● Exercise requirements: Reproduce the passage about Lewis Hamilton's move to Mercedes word for word, from "If rumour is" to "more than this)".

Sep 292012
 

I’ll put it out there straight away. I’m a big fan of Lewis Hamilton. I think that his talent in the car is incredible, and watching him put it to work is fascinating. He’s in many ways like Jean Alesi: talented but troubled. A Juan Pablo Montoya for this generation. I’m also a big fan of McLaren. I have nothing but respect and admiration for Ron Dennis, who has steered the organisation through forty years of change and conflict. Martin Whitmarsh has taken the reins brilliantly, and consistently gives great TV interviews. So Hamilton leaving McLaren is in many ways for me similar to when Colin McRae left Subaru for Ford. When favourite driver leaves favourite team, what’s a fan to do?

That being said, I’m finding the press/Twitter/forum comments on Friday’s driver market news very interesting. If you’ve been living on Mars recently, you may not know that Lewis Hamilton is to leave McLaren at the end of 2012 and join Mercedes. Lewis’s McLaren seat will be filled by Sergio Perez, and Lewis is chucking Michael Schumacher out of his Mercedes.

Lewis Hamilton

Lewis Hamilton, Vodafone McLaren Mercedes, Silverstone 2012
Photo ©giles-guthrie.com

Going to Mercedes

If rumour is correct, Mercedes are paying Hamilton a lot of money. The deal is for three years, and it’s reputedly worth $100m (according to The Daily Telegraph). This would probably make Hamilton the most richly rewarded driver ever. (Footnote: It can be difficult to track this accurately, but I think that Schumacher, Alonso and Raikkonen have all been paid $26m per season by Ferrari. I’m not aware of any rivers getting more than this)

Because of this, the wide-scale perception is that Hamilton has gone to Mercedes to chase the dollar. If that’s true, it’s difficult to criticise. F1 drivers have a short career, and therefore limited opportunity to earn top-dollar that they must then live on for the remaining 60 years of their life. Also, in F1 circles, money equals value. And ranking the drivers by earnings is a sure-fire way to compare how each is valued against the other. The dollar is the ultimate leveller, the ultimate arbiter of that value.

● Spatial annotation records:
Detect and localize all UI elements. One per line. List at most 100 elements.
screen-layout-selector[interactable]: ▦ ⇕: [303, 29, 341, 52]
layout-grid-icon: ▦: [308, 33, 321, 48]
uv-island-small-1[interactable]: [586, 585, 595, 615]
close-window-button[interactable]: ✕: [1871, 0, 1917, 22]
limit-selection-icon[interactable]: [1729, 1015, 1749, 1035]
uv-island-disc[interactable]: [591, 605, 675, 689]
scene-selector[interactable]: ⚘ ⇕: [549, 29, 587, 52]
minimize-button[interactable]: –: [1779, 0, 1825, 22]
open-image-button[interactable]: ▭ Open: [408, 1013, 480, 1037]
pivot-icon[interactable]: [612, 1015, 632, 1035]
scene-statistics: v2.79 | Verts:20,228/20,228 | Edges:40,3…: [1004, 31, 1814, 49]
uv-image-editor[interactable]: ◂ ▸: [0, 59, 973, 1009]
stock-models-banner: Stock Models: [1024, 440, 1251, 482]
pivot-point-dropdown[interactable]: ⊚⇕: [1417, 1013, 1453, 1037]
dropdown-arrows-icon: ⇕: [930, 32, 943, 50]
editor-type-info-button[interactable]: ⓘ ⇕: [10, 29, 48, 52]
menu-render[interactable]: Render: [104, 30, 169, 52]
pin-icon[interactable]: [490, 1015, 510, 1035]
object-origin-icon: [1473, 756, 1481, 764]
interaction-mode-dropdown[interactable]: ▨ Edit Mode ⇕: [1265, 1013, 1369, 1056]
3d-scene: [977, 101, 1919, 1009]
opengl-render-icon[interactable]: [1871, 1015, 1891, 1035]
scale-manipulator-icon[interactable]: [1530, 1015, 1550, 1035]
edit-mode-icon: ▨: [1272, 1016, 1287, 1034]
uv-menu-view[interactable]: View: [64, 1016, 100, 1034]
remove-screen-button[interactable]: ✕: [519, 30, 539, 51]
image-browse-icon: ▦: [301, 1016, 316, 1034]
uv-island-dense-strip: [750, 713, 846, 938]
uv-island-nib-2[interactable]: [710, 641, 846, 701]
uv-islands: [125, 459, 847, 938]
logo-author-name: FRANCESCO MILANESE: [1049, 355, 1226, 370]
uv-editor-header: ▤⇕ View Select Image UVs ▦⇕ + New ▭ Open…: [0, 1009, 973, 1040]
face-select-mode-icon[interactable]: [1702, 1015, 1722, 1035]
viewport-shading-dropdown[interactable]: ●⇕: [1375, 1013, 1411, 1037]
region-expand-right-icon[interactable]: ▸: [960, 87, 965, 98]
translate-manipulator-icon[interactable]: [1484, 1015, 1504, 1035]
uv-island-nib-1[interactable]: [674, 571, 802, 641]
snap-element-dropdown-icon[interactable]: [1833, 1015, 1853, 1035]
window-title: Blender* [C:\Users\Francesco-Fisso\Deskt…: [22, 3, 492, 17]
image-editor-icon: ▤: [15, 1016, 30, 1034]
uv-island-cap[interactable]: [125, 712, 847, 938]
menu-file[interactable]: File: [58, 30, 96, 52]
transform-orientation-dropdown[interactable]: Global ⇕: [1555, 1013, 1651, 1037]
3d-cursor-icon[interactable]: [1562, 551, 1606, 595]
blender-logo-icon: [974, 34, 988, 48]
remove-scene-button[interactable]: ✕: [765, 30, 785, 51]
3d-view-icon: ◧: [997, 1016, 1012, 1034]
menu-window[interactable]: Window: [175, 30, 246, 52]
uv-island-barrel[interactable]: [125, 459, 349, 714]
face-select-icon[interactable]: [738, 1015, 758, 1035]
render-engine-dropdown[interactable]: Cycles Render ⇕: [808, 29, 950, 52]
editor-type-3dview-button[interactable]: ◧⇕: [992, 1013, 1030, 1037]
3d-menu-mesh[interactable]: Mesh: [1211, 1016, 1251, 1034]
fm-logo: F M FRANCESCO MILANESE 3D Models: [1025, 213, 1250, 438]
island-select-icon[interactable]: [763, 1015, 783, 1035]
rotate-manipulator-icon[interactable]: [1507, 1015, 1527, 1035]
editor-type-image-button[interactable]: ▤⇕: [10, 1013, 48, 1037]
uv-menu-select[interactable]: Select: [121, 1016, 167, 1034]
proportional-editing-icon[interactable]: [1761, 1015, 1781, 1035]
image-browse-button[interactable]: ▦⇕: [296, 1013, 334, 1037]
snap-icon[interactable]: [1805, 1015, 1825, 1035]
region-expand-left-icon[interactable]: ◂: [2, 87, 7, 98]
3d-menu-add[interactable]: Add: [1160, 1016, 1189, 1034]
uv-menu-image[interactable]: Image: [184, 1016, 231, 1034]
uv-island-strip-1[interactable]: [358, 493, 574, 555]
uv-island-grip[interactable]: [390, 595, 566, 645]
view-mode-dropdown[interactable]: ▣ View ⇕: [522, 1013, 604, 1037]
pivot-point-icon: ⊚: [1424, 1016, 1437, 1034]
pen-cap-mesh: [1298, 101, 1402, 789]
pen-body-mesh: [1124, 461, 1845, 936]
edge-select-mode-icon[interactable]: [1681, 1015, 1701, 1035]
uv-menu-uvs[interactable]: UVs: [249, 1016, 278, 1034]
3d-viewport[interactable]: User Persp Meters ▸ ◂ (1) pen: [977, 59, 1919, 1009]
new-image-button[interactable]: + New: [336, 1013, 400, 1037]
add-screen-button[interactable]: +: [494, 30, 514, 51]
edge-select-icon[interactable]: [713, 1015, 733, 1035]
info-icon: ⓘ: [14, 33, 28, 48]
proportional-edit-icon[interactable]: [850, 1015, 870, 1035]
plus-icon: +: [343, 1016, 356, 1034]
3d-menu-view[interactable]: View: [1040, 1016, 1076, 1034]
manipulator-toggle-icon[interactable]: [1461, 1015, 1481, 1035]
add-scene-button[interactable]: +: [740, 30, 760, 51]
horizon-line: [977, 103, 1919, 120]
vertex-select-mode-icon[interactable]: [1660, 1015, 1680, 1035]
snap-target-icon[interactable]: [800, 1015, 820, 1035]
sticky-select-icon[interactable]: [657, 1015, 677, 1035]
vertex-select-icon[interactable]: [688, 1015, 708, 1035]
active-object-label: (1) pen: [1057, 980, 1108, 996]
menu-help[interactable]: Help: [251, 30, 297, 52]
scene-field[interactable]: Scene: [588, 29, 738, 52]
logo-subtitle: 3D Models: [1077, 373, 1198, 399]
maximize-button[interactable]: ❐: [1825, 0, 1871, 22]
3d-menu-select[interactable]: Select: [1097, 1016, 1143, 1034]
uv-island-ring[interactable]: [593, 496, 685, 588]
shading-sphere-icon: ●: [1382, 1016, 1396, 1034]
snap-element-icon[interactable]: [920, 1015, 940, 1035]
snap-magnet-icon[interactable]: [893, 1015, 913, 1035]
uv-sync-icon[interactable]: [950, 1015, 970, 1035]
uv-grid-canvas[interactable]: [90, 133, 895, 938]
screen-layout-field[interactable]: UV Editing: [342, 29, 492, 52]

● Finished exercise:
If rumour is correct, Mercedes are paying Hamilton a lot of money. The deal is for three years, and it’s reputedly worth $100m (according to The Daily Telegraph). This would probably make Hamilton the most richly rewarded driver ever. (Footnote: It can be difficult to track this accurately, but I think that Schumacher, Alonso and Raikkonen have all been paid $26m per season by Ferrari. I’m not aware of any rivers getting more than this)